**DIRECTION**
Transcribe every line of the records below with no changes.

Start of DATA FOR THIS TASK

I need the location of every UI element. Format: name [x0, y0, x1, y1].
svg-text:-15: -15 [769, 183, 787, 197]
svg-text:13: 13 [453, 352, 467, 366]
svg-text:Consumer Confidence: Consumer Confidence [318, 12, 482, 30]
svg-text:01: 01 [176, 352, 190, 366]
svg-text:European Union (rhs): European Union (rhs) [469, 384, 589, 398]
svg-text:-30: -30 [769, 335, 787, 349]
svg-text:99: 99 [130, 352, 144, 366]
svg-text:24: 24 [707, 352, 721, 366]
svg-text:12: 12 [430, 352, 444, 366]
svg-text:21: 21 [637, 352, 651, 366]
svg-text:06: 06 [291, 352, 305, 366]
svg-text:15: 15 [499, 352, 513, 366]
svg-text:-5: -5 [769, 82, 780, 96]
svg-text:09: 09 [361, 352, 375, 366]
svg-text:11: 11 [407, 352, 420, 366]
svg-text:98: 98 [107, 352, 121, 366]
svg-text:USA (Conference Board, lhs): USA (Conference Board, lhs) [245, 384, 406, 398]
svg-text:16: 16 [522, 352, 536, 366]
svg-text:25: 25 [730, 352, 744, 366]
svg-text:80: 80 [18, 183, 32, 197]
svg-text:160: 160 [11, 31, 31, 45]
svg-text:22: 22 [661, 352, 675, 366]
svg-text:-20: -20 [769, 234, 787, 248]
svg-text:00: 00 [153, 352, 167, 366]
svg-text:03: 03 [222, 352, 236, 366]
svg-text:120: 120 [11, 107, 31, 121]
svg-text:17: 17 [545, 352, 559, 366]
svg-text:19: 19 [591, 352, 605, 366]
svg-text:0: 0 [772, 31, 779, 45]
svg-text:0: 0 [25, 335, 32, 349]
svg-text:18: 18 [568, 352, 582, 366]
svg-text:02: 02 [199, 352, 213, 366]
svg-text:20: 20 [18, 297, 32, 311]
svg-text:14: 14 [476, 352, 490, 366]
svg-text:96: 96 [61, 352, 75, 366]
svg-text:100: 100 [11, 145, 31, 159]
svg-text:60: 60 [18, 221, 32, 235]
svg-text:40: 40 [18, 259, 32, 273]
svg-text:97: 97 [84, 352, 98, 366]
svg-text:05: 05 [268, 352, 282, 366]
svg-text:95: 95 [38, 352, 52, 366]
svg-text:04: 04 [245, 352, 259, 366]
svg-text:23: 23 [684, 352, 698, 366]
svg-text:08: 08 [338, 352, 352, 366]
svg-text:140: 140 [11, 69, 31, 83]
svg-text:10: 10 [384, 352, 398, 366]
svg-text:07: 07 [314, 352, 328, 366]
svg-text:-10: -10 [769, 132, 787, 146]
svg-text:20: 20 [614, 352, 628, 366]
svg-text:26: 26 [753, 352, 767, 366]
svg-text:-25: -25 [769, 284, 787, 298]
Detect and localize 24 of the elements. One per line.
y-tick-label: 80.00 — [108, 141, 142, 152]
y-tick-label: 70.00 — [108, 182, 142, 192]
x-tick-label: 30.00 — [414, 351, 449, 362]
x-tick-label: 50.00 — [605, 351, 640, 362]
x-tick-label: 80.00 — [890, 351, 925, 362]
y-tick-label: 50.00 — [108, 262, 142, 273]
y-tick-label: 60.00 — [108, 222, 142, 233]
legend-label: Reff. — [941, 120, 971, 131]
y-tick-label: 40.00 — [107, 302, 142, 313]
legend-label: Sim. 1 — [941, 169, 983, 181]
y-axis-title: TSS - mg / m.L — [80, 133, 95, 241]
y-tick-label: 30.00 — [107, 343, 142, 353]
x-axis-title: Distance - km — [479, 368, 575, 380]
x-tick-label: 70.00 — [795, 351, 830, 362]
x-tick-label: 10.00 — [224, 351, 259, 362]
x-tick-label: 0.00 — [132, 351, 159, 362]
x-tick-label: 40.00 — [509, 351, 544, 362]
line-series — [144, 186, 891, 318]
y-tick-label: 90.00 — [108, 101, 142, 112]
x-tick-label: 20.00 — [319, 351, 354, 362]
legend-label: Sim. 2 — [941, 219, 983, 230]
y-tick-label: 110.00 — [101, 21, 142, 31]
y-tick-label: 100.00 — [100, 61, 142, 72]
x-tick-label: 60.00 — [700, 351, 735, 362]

End of DATA FOR THIS TASK

**COMPLETE OUTPUT**
I need the location of every UI element. Format: name [x0, y0, x1, y1].
svg-text:-15: -15 [769, 183, 787, 197]
svg-text:13: 13 [453, 352, 467, 366]
svg-text:Consumer Confidence: Consumer Confidence [318, 12, 482, 30]
svg-text:01: 01 [176, 352, 190, 366]
svg-text:European Union (rhs): European Union (rhs) [469, 384, 589, 398]
svg-text:-30: -30 [769, 335, 787, 349]
svg-text:99: 99 [130, 352, 144, 366]
svg-text:24: 24 [707, 352, 721, 366]
svg-text:12: 12 [430, 352, 444, 366]
svg-text:21: 21 [637, 352, 651, 366]
svg-text:06: 06 [291, 352, 305, 366]
svg-text:15: 15 [499, 352, 513, 366]
svg-text:-5: -5 [769, 82, 780, 96]
svg-text:09: 09 [361, 352, 375, 366]
svg-text:11: 11 [407, 352, 420, 366]
svg-text:98: 98 [107, 352, 121, 366]
svg-text:USA (Conference Board, lhs): USA (Conference Board, lhs) [245, 384, 406, 398]
svg-text:16: 16 [522, 352, 536, 366]
svg-text:25: 25 [730, 352, 744, 366]
svg-text:80: 80 [18, 183, 32, 197]
svg-text:160: 160 [11, 31, 31, 45]
svg-text:22: 22 [661, 352, 675, 366]
svg-text:-20: -20 [769, 234, 787, 248]
svg-text:00: 00 [153, 352, 167, 366]
svg-text:03: 03 [222, 352, 236, 366]
svg-text:120: 120 [11, 107, 31, 121]
svg-text:17: 17 [545, 352, 559, 366]
svg-text:19: 19 [591, 352, 605, 366]
svg-text:0: 0 [772, 31, 779, 45]
svg-text:0: 0 [25, 335, 32, 349]
svg-text:18: 18 [568, 352, 582, 366]
svg-text:02: 02 [199, 352, 213, 366]
svg-text:20: 20 [18, 297, 32, 311]
svg-text:14: 14 [476, 352, 490, 366]
svg-text:96: 96 [61, 352, 75, 366]
svg-text:100: 100 [11, 145, 31, 159]
svg-text:60: 60 [18, 221, 32, 235]
svg-text:40: 40 [18, 259, 32, 273]
svg-text:97: 97 [84, 352, 98, 366]
svg-text:05: 05 [268, 352, 282, 366]
svg-text:95: 95 [38, 352, 52, 366]
svg-text:04: 04 [245, 352, 259, 366]
svg-text:23: 23 [684, 352, 698, 366]
svg-text:08: 08 [338, 352, 352, 366]
svg-text:140: 140 [11, 69, 31, 83]
svg-text:10: 10 [384, 352, 398, 366]
svg-text:07: 07 [314, 352, 328, 366]
svg-text:-10: -10 [769, 132, 787, 146]
svg-text:20: 20 [614, 352, 628, 366]
svg-text:26: 26 [753, 352, 767, 366]
svg-text:-25: -25 [769, 284, 787, 298]
Detect and localize 24 of the elements. One per line.
y-tick-label: 80.00 — [108, 141, 142, 152]
y-tick-label: 70.00 — [108, 182, 142, 192]
x-tick-label: 30.00 — [414, 351, 449, 362]
x-tick-label: 50.00 — [605, 351, 640, 362]
x-tick-label: 80.00 — [890, 351, 925, 362]
y-tick-label: 50.00 — [108, 262, 142, 273]
y-tick-label: 60.00 — [108, 222, 142, 233]
legend-label: Reff. — [941, 120, 971, 131]
y-tick-label: 40.00 — [107, 302, 142, 313]
legend-label: Sim. 1 — [941, 169, 983, 181]
y-axis-title: TSS - mg / m.L — [80, 133, 95, 241]
y-tick-label: 30.00 — [107, 343, 142, 353]
x-axis-title: Distance - km — [479, 368, 575, 380]
x-tick-label: 70.00 — [795, 351, 830, 362]
x-tick-label: 10.00 — [224, 351, 259, 362]
x-tick-label: 0.00 — [132, 351, 159, 362]
x-tick-label: 40.00 — [509, 351, 544, 362]
line-series — [144, 186, 891, 318]
y-tick-label: 90.00 — [108, 101, 142, 112]
x-tick-label: 20.00 — [319, 351, 354, 362]
legend-label: Sim. 2 — [941, 219, 983, 230]
y-tick-label: 110.00 — [101, 21, 142, 31]
y-tick-label: 100.00 — [100, 61, 142, 72]
x-tick-label: 60.00 — [700, 351, 735, 362]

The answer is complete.